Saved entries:
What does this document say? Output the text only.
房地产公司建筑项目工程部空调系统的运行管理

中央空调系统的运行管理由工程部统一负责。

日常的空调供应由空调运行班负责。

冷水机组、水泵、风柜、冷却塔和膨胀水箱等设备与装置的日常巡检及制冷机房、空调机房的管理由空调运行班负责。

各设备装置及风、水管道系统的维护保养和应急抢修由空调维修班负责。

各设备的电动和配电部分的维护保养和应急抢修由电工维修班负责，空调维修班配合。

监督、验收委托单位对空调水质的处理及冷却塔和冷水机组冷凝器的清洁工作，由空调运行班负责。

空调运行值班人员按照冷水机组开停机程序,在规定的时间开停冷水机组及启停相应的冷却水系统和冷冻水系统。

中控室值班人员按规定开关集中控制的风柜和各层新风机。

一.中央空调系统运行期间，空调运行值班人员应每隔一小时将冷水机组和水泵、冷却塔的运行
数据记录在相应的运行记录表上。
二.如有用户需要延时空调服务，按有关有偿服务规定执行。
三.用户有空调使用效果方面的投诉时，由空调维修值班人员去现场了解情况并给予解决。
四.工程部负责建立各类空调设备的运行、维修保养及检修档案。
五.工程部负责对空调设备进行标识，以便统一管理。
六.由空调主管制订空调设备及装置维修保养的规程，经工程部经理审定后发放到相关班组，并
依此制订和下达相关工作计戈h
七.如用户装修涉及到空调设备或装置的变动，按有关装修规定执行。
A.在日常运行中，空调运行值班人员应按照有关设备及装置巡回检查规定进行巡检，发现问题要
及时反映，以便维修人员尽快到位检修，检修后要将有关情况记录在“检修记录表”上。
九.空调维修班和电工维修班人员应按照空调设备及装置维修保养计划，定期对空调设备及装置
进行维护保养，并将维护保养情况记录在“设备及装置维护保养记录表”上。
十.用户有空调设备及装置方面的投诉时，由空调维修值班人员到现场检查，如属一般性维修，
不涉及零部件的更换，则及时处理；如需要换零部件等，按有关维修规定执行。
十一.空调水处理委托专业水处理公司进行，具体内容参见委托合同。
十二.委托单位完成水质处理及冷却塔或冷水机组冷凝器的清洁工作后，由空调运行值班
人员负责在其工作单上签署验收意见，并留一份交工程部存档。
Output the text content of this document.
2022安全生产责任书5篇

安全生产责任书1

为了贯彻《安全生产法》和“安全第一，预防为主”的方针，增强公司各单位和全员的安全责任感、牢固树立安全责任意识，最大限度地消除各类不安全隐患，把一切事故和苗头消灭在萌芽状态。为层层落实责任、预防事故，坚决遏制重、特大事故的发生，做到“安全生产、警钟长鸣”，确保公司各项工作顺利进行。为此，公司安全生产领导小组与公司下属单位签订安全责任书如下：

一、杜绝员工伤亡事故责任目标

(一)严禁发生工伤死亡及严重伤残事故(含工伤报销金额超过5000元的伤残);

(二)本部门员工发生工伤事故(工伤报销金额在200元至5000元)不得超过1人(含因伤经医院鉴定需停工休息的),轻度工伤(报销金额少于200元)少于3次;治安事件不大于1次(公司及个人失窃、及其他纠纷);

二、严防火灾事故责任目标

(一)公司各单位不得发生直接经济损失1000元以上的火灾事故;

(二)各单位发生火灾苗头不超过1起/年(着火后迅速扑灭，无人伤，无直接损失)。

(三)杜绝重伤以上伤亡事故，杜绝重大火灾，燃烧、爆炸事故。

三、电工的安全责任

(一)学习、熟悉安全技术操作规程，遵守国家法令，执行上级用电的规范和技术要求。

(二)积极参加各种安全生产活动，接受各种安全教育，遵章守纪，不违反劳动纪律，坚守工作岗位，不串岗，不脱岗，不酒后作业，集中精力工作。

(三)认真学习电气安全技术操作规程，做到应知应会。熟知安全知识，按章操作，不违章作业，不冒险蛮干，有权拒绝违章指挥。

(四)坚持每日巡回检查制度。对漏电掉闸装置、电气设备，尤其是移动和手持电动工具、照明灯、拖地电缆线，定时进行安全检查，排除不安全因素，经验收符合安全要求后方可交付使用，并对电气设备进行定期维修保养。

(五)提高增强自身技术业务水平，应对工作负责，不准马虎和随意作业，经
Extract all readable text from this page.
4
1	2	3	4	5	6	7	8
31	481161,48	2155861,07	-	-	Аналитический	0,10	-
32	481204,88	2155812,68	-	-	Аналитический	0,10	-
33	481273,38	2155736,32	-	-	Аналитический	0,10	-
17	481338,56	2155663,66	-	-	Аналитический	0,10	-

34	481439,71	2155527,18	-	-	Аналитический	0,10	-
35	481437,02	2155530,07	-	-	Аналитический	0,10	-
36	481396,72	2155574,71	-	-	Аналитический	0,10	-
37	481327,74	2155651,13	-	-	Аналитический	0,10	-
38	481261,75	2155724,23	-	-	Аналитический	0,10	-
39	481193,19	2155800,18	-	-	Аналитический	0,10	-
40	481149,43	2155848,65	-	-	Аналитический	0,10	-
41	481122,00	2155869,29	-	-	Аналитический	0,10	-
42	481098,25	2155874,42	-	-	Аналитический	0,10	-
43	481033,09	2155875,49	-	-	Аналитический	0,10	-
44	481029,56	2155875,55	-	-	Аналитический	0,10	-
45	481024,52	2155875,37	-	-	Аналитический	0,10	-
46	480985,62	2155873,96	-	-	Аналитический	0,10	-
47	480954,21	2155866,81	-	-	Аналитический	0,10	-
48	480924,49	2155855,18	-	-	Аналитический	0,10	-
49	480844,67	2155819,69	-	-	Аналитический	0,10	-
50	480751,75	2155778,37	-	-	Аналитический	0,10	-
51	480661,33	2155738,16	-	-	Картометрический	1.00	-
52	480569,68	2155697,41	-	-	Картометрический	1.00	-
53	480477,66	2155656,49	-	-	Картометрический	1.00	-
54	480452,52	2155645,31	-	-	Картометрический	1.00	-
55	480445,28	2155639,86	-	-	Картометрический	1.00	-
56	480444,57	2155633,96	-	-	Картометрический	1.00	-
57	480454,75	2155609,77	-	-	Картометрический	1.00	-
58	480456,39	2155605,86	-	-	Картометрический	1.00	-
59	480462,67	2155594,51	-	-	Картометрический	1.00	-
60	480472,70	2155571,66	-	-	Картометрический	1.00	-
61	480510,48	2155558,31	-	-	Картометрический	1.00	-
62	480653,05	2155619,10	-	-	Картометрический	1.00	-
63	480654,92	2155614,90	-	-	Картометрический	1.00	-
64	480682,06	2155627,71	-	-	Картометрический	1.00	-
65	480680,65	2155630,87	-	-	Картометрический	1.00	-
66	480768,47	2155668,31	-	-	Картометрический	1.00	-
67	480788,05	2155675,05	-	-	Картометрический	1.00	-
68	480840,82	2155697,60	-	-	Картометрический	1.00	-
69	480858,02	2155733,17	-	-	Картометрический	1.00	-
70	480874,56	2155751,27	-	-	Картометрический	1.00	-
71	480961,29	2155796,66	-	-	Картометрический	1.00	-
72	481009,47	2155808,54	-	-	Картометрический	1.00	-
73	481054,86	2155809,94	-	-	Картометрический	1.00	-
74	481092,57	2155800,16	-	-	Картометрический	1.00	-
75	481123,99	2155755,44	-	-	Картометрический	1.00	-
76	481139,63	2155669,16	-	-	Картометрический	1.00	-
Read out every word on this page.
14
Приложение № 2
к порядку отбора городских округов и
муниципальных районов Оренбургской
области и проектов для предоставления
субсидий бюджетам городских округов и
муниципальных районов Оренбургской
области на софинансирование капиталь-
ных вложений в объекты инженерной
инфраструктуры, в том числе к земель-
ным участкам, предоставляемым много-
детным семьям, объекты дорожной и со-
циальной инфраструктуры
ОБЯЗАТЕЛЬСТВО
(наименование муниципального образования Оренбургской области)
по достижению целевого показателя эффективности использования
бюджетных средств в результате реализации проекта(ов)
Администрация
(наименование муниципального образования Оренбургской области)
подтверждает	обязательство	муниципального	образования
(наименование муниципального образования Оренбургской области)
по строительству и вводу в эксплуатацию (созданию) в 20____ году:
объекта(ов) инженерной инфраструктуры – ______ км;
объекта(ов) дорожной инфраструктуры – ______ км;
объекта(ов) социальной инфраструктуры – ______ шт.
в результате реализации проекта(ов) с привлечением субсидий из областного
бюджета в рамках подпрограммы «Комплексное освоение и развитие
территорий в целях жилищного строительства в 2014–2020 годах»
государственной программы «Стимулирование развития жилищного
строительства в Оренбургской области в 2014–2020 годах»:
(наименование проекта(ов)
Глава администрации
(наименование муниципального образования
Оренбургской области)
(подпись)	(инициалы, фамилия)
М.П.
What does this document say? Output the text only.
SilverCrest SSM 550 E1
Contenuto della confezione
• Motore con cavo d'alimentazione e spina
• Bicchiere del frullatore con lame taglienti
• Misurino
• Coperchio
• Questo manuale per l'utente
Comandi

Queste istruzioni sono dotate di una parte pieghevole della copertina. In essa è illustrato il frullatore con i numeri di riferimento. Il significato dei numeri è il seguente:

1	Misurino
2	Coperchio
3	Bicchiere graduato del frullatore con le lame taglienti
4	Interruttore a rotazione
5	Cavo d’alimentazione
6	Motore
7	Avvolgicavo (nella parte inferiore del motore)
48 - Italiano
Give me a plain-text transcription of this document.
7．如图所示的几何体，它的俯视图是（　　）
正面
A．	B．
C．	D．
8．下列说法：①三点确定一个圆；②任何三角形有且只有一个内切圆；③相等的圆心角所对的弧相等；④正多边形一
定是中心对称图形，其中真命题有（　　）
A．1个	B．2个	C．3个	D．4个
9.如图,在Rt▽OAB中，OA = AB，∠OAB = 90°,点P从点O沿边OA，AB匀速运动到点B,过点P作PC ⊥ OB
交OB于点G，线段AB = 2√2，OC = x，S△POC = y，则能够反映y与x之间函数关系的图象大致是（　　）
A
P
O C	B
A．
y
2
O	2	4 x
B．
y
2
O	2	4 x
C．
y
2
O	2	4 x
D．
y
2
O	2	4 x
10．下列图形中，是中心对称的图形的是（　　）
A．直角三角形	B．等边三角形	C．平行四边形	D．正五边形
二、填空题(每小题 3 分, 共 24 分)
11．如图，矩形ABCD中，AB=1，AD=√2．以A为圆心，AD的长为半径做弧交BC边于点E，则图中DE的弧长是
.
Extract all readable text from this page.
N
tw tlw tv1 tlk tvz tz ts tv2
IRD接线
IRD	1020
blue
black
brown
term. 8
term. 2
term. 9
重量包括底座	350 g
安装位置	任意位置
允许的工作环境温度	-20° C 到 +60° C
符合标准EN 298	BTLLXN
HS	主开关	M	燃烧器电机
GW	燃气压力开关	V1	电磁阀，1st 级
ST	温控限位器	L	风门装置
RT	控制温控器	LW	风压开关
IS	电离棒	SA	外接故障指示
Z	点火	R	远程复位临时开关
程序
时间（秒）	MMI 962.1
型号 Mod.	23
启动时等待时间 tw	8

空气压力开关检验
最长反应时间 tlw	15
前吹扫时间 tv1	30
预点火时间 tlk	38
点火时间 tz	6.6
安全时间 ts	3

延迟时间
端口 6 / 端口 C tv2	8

**WHAT NEEDS TO BE DONE**
How many lines in these entries hold the string "della"? Answer with the number alone.

**RESPONSE**
2